- **Records provided**
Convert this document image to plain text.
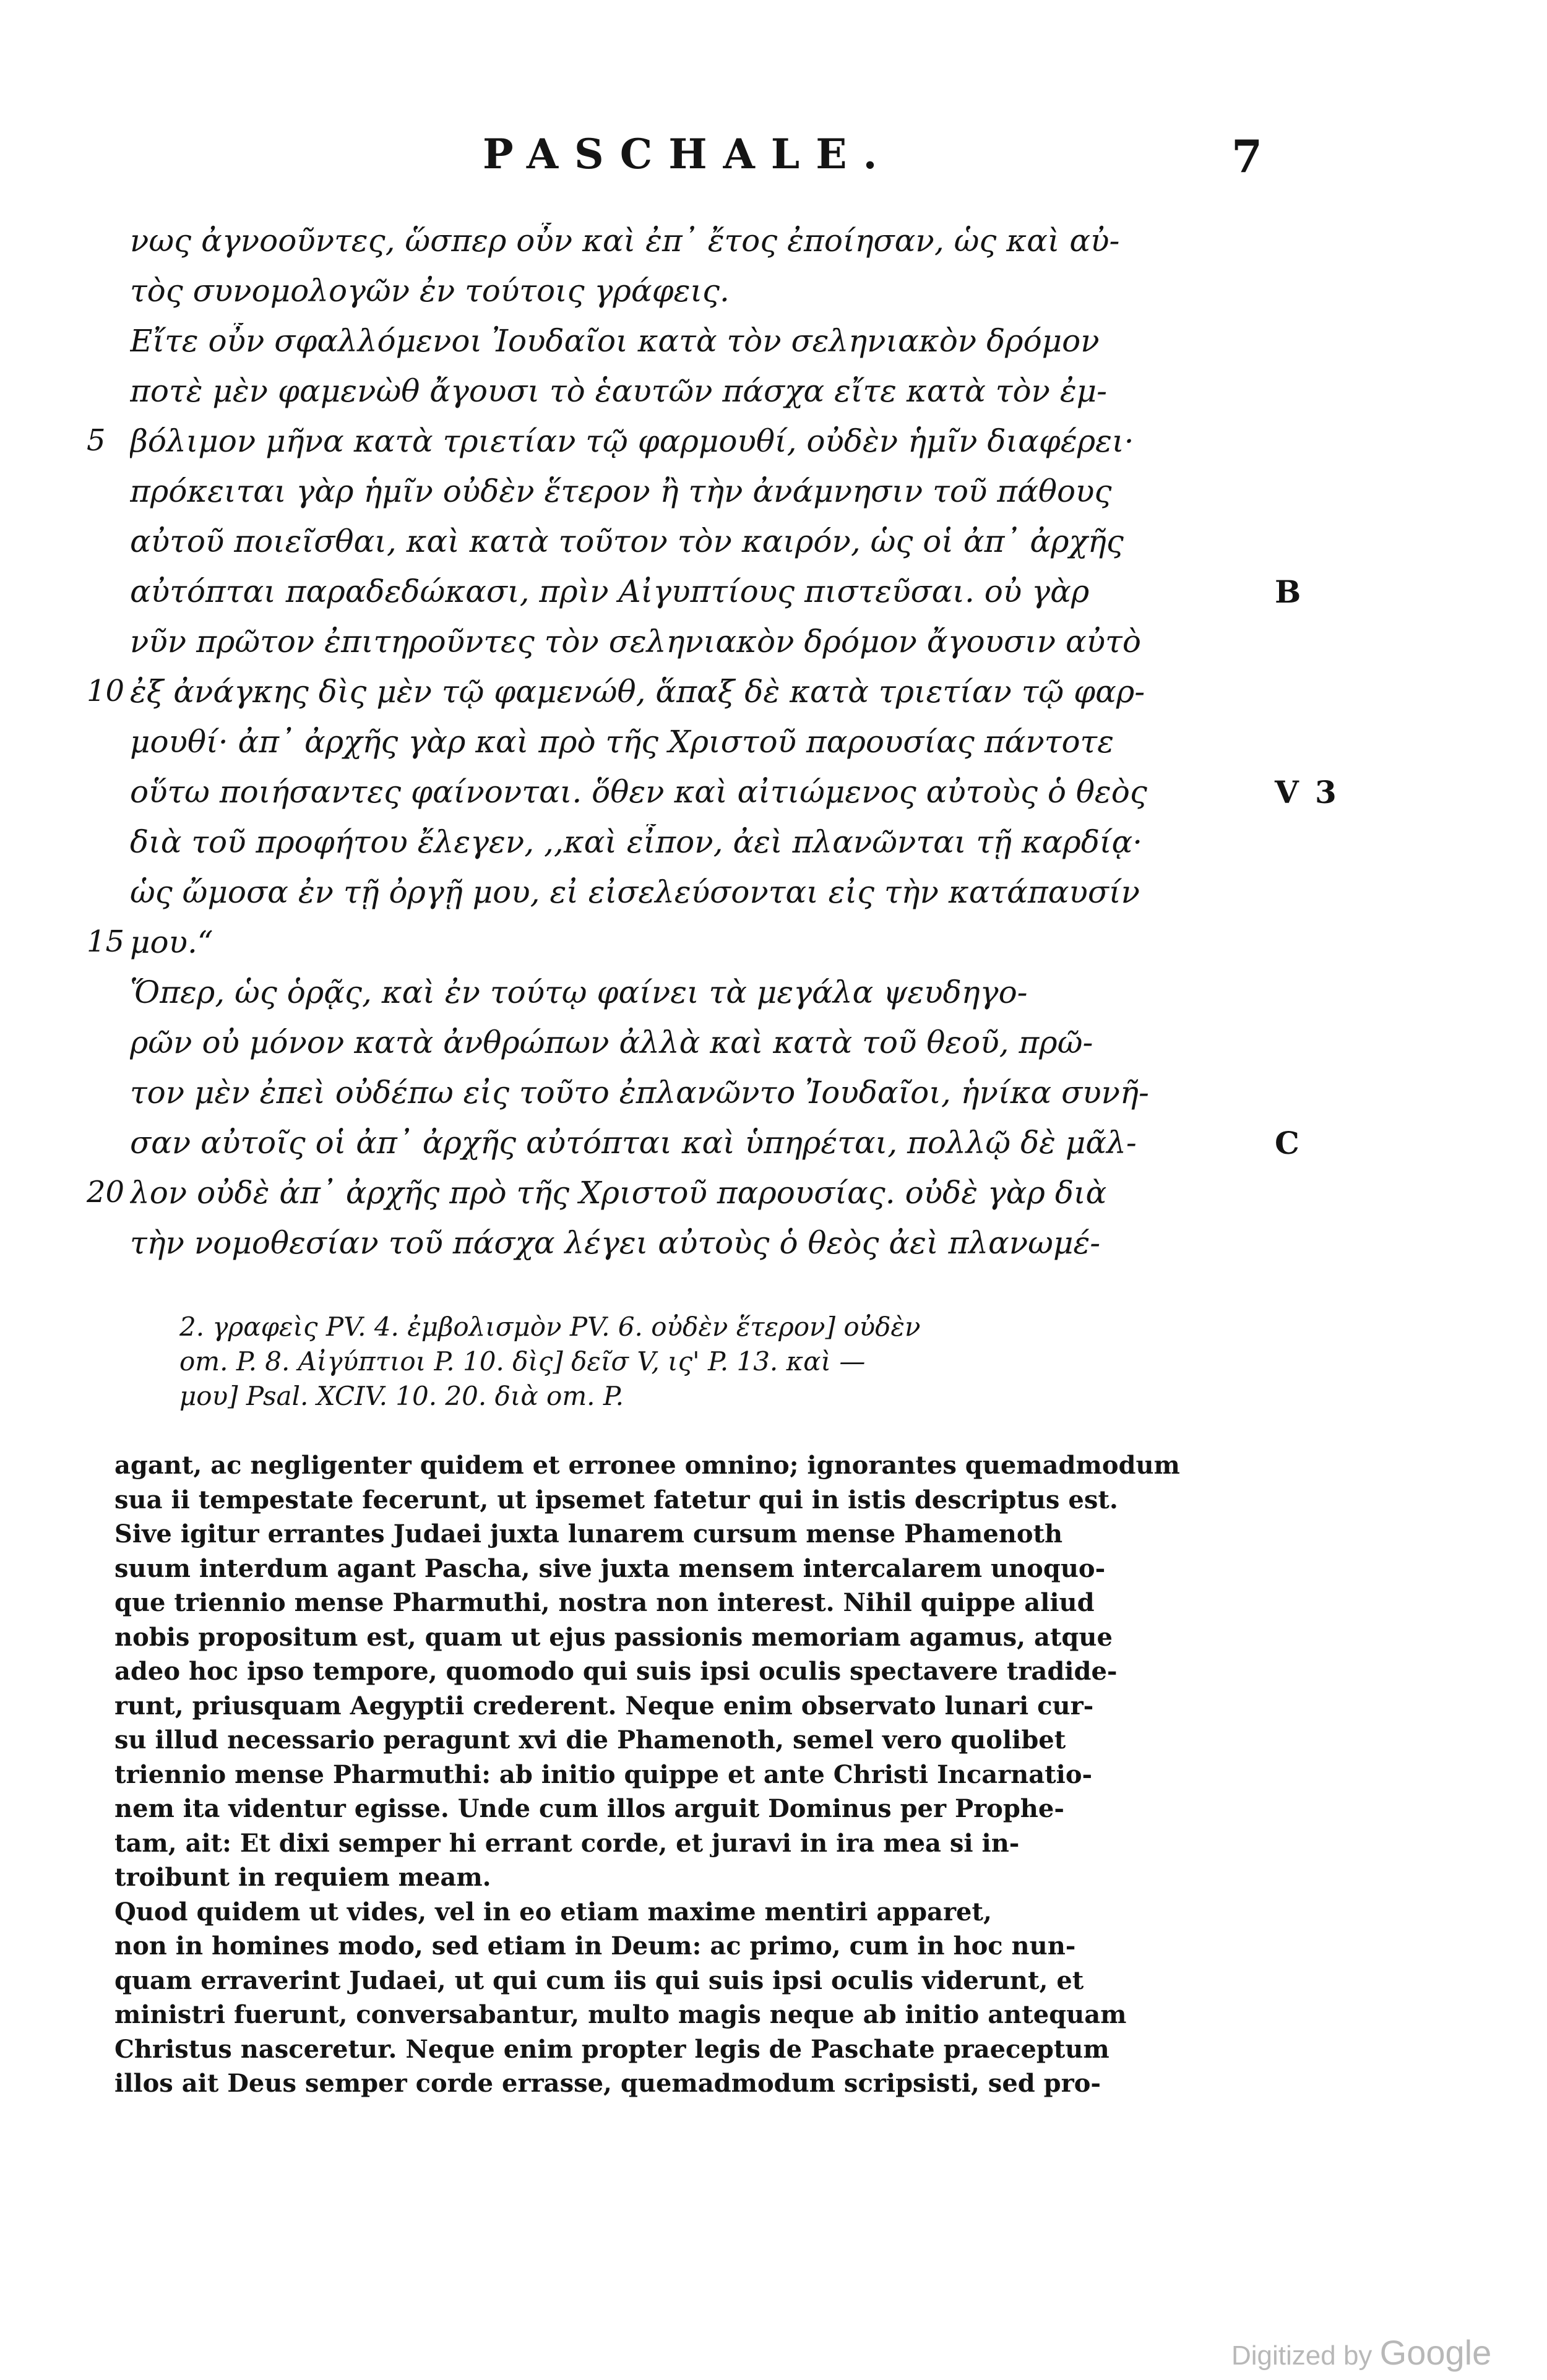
PASCHALE.	7
νως ἀγνοοῦντες, ὥσπερ οὖν καὶ ἐπ᾽ ἔτος ἐποίησαν, ὡς καὶ αὐ-
τὸς συνομολογῶν ἐν τούτοις γράφεις.
Εἴτε οὖν σφαλλόμενοι Ἰουδαῖοι κατὰ τὸν σεληνιακὸν δρόμον
ποτὲ μὲν φαμενὼθ ἄγουσι τὸ ἑαυτῶν πάσχα εἴτε κατὰ τὸν ἐμ-
βόλιμον μῆνα κατὰ τριετίαν τῷ φαρμουθί, οὐδὲν ἡμῖν διαφέρει·
5
πρόκειται γὰρ ἡμῖν οὐδὲν ἕτερον ἢ τὴν ἀνάμνησιν τοῦ πάθους
αὐτοῦ ποιεῖσθαι, καὶ κατὰ τοῦτον τὸν καιρόν, ὡς οἱ ἀπ᾽ ἀρχῆς
αὐτόπται παραδεδώκασι, πρὶν Αἰγυπτίους πιστεῦσαι. οὐ γὰρ
νῦν πρῶτον ἐπιτηροῦντες τὸν σεληνιακὸν δρόμον ἄγουσιν αὐτὸ
ἐξ ἀνάγκης δὶς μὲν τῷ φαμενώθ, ἅπαξ δὲ κατὰ τριετίαν τῷ φαρ-
10
μουθί· ἀπ᾽ ἀρχῆς γὰρ καὶ πρὸ τῆς Χριστοῦ παρουσίας πάντοτε
οὕτω ποιήσαντες φαίνονται. ὅθεν καὶ αἰτιώμενος αὐτοὺς ὁ θεὸς
διὰ τοῦ προφήτου ἔλεγεν, ,,καὶ εἶπον, ἀεὶ πλανῶνται τῇ καρδίᾳ·
ὡς ὤμοσα ἐν τῇ ὀργῇ μου, εἰ εἰσελεύσονται εἰς τὴν κατάπαυσίν
μου.“
15
Ὅπερ, ὡς ὁρᾷς, καὶ ἐν τούτῳ φαίνει τὰ μεγάλα ψευδηγο-
ρῶν οὐ μόνον κατὰ ἀνθρώπων ἀλλὰ καὶ κατὰ τοῦ θεοῦ, πρῶ-
τον μὲν ἐπεὶ οὐδέπω εἰς τοῦτο ἐπλανῶντο Ἰουδαῖοι, ἡνίκα συνῆ-
σαν αὐτοῖς οἱ ἀπ᾽ ἀρχῆς αὐτόπται καὶ ὑπηρέται, πολλῷ δὲ μᾶλ-
λον οὐδὲ ἀπ᾽ ἀρχῆς πρὸ τῆς Χριστοῦ παρουσίας. οὐδὲ γὰρ διὰ
20
τὴν νομοθεσίαν τοῦ πάσχα λέγει αὐτοὺς ὁ θεὸς ἀεὶ πλανωμέ-
B
V 3
C
2. γραφεὶς PV. 4. ἐμβολισμὸν PV. 6. οὐδὲν ἕτερον] οὐδὲν
om. P. 8. Αἰγύπτιοι P. 10. δὶς] δεῖσ V, ις' P. 13. καὶ —
μου] Psal. XCIV. 10. 20. διὰ om. P.
agant, ac negligenter quidem et erronee omnino; ignorantes quemadmodum
sua ii tempestate fecerunt, ut ipsemet fatetur qui in istis descriptus est.
Sive igitur errantes Judaei juxta lunarem cursum mense Phamenoth
suum interdum agant Pascha, sive juxta mensem intercalarem unoquo-
que triennio mense Pharmuthi, nostra non interest. Nihil quippe aliud
nobis propositum est, quam ut ejus passionis memoriam agamus, atque
adeo hoc ipso tempore, quomodo qui suis ipsi oculis spectavere tradide-
runt, priusquam Aegyptii crederent. Neque enim observato lunari cur-
su illud necessario peragunt xvi die Phamenoth, semel vero quolibet
triennio mense Pharmuthi: ab initio quippe et ante Christi Incarnatio-
nem ita videntur egisse. Unde cum illos arguit Dominus per Prophe-
tam, ait: Et dixi semper hi errant corde, et juravi in ira mea si in-
troibunt in requiem meam.
Quod quidem ut vides, vel in eo etiam maxime mentiri apparet,
non in homines modo, sed etiam in Deum: ac primo, cum in hoc nun-
quam erraverint Judaei, ut qui cum iis qui suis ipsi oculis viderunt, et
ministri fuerunt, conversabantur, multo magis neque ab initio antequam
Christus nasceretur. Neque enim propter legis de Paschate praeceptum
illos ait Deus semper corde errasse, quemadmodum scripsisti, sed pro-
Digitized by Google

- **Set problem**
Every line above should be returned exactly; the pictures stay out.

- **Exercise output**
Convert this document image to plain text.
PASCHALE.	7
νως ἀγνοοῦντες, ὥσπερ οὖν καὶ ἐπ᾽ ἔτος ἐποίησαν, ὡς καὶ αὐ-
τὸς συνομολογῶν ἐν τούτοις γράφεις.
Εἴτε οὖν σφαλλόμενοι Ἰουδαῖοι κατὰ τὸν σεληνιακὸν δρόμον
ποτὲ μὲν φαμενὼθ ἄγουσι τὸ ἑαυτῶν πάσχα εἴτε κατὰ τὸν ἐμ-
βόλιμον μῆνα κατὰ τριετίαν τῷ φαρμουθί, οὐδὲν ἡμῖν διαφέρει·
5
πρόκειται γὰρ ἡμῖν οὐδὲν ἕτερον ἢ τὴν ἀνάμνησιν τοῦ πάθους
αὐτοῦ ποιεῖσθαι, καὶ κατὰ τοῦτον τὸν καιρόν, ὡς οἱ ἀπ᾽ ἀρχῆς
αὐτόπται παραδεδώκασι, πρὶν Αἰγυπτίους πιστεῦσαι. οὐ γὰρ
νῦν πρῶτον ἐπιτηροῦντες τὸν σεληνιακὸν δρόμον ἄγουσιν αὐτὸ
ἐξ ἀνάγκης δὶς μὲν τῷ φαμενώθ, ἅπαξ δὲ κατὰ τριετίαν τῷ φαρ-
10
μουθί· ἀπ᾽ ἀρχῆς γὰρ καὶ πρὸ τῆς Χριστοῦ παρουσίας πάντοτε
οὕτω ποιήσαντες φαίνονται. ὅθεν καὶ αἰτιώμενος αὐτοὺς ὁ θεὸς
διὰ τοῦ προφήτου ἔλεγεν, ,,καὶ εἶπον, ἀεὶ πλανῶνται τῇ καρδίᾳ·
ὡς ὤμοσα ἐν τῇ ὀργῇ μου, εἰ εἰσελεύσονται εἰς τὴν κατάπαυσίν
μου.“
15
Ὅπερ, ὡς ὁρᾷς, καὶ ἐν τούτῳ φαίνει τὰ μεγάλα ψευδηγο-
ρῶν οὐ μόνον κατὰ ἀνθρώπων ἀλλὰ καὶ κατὰ τοῦ θεοῦ, πρῶ-
τον μὲν ἐπεὶ οὐδέπω εἰς τοῦτο ἐπλανῶντο Ἰουδαῖοι, ἡνίκα συνῆ-
σαν αὐτοῖς οἱ ἀπ᾽ ἀρχῆς αὐτόπται καὶ ὑπηρέται, πολλῷ δὲ μᾶλ-
λον οὐδὲ ἀπ᾽ ἀρχῆς πρὸ τῆς Χριστοῦ παρουσίας. οὐδὲ γὰρ διὰ
20
τὴν νομοθεσίαν τοῦ πάσχα λέγει αὐτοὺς ὁ θεὸς ἀεὶ πλανωμέ-
B
V 3
C
2. γραφεὶς PV. 4. ἐμβολισμὸν PV. 6. οὐδὲν ἕτερον] οὐδὲν
om. P. 8. Αἰγύπτιοι P. 10. δὶς] δεῖσ V, ις' P. 13. καὶ —
μου] Psal. XCIV. 10. 20. διὰ om. P.
agant, ac negligenter quidem et erronee omnino; ignorantes quemadmodum
sua ii tempestate fecerunt, ut ipsemet fatetur qui in istis descriptus est.
Sive igitur errantes Judaei juxta lunarem cursum mense Phamenoth
suum interdum agant Pascha, sive juxta mensem intercalarem unoquo-
que triennio mense Pharmuthi, nostra non interest. Nihil quippe aliud
nobis propositum est, quam ut ejus passionis memoriam agamus, atque
adeo hoc ipso tempore, quomodo qui suis ipsi oculis spectavere tradide-
runt, priusquam Aegyptii crederent. Neque enim observato lunari cur-
su illud necessario peragunt xvi die Phamenoth, semel vero quolibet
triennio mense Pharmuthi: ab initio quippe et ante Christi Incarnatio-
nem ita videntur egisse. Unde cum illos arguit Dominus per Prophe-
tam, ait: Et dixi semper hi errant corde, et juravi in ira mea si in-
troibunt in requiem meam.
Quod quidem ut vides, vel in eo etiam maxime mentiri apparet,
non in homines modo, sed etiam in Deum: ac primo, cum in hoc nun-
quam erraverint Judaei, ut qui cum iis qui suis ipsi oculis viderunt, et
ministri fuerunt, conversabantur, multo magis neque ab initio antequam
Christus nasceretur. Neque enim propter legis de Paschate praeceptum
illos ait Deus semper corde errasse, quemadmodum scripsisti, sed pro-
Digitized by Google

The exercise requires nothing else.